» Stated problem
In the entries below, find every line holding the string "current" and collect it.

» Data for this task

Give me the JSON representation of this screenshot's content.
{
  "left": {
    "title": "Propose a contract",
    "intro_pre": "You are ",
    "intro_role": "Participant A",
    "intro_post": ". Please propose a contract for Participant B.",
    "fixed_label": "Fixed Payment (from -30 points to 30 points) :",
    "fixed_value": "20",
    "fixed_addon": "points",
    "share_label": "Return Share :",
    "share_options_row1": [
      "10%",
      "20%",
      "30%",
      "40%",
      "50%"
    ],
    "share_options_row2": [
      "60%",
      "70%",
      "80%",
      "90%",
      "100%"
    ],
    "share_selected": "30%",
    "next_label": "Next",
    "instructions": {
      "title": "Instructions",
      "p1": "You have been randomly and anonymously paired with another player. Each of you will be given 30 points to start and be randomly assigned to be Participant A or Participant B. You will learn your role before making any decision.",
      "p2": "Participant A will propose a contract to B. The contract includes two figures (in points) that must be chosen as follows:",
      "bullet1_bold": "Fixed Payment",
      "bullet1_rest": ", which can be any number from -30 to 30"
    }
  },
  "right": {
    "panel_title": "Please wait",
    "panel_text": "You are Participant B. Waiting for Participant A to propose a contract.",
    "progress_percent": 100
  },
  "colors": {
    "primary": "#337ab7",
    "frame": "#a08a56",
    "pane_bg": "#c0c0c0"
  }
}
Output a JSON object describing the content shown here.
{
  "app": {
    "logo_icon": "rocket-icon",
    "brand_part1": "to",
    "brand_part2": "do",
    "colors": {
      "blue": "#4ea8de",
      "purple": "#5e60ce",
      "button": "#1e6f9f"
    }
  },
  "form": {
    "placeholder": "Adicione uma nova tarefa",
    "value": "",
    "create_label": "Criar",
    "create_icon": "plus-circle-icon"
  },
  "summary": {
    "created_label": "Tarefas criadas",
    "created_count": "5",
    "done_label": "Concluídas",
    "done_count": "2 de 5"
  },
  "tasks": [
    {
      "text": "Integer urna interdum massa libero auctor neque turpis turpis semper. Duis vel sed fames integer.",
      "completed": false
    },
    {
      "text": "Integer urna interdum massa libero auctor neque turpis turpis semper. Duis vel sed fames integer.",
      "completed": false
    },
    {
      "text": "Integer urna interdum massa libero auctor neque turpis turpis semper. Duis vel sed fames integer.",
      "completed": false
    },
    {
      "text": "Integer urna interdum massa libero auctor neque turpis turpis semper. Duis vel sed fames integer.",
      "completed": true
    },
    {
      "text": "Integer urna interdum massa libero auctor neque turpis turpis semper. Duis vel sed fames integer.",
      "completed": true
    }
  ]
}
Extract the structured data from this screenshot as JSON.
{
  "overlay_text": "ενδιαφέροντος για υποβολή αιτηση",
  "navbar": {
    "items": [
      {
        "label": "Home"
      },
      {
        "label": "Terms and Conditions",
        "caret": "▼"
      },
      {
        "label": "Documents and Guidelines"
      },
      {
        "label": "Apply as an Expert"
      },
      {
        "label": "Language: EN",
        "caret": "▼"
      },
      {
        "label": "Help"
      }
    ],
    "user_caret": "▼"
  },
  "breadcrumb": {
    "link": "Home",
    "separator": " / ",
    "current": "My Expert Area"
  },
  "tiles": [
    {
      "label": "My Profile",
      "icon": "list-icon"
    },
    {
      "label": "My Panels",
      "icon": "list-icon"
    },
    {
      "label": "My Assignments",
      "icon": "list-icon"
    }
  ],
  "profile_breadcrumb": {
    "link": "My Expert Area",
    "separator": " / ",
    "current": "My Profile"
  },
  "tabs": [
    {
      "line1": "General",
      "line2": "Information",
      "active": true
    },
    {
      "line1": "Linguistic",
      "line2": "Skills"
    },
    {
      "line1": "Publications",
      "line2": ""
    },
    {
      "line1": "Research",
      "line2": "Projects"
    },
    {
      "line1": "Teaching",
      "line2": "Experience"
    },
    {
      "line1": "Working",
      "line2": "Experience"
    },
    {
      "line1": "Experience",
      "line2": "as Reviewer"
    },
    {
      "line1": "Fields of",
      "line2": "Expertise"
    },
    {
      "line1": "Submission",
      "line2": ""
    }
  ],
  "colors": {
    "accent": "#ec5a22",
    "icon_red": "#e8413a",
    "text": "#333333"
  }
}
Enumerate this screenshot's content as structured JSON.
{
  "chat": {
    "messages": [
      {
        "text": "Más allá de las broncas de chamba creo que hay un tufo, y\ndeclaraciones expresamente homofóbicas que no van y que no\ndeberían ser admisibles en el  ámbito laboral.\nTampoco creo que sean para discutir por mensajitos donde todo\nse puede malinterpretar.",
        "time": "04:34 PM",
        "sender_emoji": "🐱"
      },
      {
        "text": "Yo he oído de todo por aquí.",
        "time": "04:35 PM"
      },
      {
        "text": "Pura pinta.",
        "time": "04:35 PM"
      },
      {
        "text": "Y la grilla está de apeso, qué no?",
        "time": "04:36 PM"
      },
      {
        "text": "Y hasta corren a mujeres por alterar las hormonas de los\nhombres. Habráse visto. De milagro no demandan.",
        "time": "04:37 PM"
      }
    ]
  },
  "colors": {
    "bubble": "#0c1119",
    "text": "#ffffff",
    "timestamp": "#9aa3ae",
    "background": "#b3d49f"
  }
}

» Answer in full
    "current": "My Expert Area"
    "current": "My Profile"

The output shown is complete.